#### [Task instructions]
From the listing, collect all lines containing the word "Market".

#### [Data supplied]
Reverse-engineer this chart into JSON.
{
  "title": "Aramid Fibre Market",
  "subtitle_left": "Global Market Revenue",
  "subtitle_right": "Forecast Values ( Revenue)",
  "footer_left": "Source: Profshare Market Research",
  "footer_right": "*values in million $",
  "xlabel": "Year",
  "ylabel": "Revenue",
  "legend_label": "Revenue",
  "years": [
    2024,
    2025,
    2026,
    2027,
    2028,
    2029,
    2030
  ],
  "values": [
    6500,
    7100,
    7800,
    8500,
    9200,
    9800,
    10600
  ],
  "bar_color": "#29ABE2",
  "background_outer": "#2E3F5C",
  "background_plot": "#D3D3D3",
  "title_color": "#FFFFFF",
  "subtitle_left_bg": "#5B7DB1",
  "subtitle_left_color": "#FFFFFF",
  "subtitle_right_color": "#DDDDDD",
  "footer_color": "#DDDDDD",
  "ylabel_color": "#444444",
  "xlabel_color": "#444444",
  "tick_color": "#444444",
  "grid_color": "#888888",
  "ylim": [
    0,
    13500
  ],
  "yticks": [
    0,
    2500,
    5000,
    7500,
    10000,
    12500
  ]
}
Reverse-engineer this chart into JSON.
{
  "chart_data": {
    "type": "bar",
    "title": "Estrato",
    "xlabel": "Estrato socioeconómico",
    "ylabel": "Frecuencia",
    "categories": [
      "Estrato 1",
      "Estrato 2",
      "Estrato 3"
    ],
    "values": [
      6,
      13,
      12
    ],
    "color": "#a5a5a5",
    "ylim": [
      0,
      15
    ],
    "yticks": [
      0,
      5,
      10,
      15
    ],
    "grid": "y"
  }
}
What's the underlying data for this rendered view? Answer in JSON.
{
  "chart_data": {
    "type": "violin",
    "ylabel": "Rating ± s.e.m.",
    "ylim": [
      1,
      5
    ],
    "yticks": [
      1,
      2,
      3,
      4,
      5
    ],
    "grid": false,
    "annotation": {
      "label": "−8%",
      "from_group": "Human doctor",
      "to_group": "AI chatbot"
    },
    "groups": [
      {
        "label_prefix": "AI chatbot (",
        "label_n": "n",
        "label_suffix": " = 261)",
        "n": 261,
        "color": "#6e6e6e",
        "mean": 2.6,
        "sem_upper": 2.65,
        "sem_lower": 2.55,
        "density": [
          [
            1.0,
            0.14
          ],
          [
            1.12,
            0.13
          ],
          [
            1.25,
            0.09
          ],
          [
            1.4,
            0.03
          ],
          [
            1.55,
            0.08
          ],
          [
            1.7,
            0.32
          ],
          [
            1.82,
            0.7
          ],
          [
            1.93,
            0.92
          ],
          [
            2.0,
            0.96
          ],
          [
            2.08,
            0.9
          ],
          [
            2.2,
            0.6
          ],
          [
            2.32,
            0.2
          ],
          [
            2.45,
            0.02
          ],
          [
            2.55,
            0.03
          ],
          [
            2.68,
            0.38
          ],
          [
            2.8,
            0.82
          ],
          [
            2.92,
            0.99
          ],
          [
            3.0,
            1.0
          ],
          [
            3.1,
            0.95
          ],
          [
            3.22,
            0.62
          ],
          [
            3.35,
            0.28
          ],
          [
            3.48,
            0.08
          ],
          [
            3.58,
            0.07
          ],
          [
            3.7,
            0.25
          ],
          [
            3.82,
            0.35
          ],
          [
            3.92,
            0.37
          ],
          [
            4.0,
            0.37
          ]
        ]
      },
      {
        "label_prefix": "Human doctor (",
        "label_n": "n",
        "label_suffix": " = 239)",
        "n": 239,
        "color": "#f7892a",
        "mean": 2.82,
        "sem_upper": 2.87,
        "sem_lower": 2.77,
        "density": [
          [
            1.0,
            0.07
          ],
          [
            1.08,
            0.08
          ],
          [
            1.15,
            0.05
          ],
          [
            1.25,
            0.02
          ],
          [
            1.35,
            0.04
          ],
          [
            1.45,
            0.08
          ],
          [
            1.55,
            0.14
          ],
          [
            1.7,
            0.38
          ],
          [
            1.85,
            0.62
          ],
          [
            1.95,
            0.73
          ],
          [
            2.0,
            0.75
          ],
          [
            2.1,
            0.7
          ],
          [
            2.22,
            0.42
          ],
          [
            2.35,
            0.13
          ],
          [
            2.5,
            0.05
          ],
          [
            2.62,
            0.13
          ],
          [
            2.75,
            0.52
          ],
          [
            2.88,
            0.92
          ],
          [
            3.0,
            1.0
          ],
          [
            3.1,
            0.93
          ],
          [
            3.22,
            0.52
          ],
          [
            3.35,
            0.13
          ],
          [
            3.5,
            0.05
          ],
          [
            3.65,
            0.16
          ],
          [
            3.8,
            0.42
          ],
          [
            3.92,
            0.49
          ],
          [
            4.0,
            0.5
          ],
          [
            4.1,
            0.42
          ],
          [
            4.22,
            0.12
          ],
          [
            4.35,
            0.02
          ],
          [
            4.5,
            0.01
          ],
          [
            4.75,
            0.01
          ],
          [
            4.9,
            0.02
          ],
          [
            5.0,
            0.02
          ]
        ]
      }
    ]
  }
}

#### [Full output]
  "title": "Aramid Fibre Market",
  "subtitle_left": "Global Market Revenue",
  "footer_left": "Source: Profshare Market Research",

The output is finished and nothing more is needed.